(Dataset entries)
+ + +
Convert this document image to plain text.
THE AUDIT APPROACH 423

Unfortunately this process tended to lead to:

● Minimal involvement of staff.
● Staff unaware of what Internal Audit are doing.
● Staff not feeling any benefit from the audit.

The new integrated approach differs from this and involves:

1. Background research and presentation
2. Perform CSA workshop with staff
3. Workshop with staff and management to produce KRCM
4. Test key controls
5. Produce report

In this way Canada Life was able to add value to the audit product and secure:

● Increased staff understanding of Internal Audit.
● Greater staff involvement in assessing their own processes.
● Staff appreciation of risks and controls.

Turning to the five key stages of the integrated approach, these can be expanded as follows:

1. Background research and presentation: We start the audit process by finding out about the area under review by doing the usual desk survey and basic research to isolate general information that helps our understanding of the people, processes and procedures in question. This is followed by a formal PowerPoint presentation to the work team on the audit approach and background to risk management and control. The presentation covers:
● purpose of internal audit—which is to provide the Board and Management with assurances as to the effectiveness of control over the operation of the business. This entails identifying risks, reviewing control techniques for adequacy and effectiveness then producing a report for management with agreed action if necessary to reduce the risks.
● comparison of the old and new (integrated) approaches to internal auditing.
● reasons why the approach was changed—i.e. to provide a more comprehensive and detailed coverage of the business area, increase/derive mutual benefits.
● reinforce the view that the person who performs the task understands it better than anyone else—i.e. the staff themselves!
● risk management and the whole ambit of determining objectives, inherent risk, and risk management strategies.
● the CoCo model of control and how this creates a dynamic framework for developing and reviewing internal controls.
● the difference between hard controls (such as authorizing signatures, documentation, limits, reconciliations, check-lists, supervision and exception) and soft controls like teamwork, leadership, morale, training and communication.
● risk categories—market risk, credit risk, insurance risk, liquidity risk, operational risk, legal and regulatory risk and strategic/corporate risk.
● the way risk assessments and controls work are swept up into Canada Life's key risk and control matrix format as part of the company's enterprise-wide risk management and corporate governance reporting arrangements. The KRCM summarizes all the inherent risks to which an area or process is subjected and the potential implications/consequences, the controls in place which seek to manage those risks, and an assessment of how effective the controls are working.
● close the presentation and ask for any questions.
+ + +
* Problem details *
Take each line of the material that contains the word "business" and list it.

* Result of the exercise *
● purpose of internal audit—which is to provide the Board and Management with assurances as to the effectiveness of control over the operation of the business. This entails identifying risks, reviewing control techniques for adequacy and effectiveness then producing a report for management with agreed action if necessary to reduce the risks.
● reasons why the approach was changed—i.e. to provide a more comprehensive and detailed coverage of the business area, increase/derive mutual benefits.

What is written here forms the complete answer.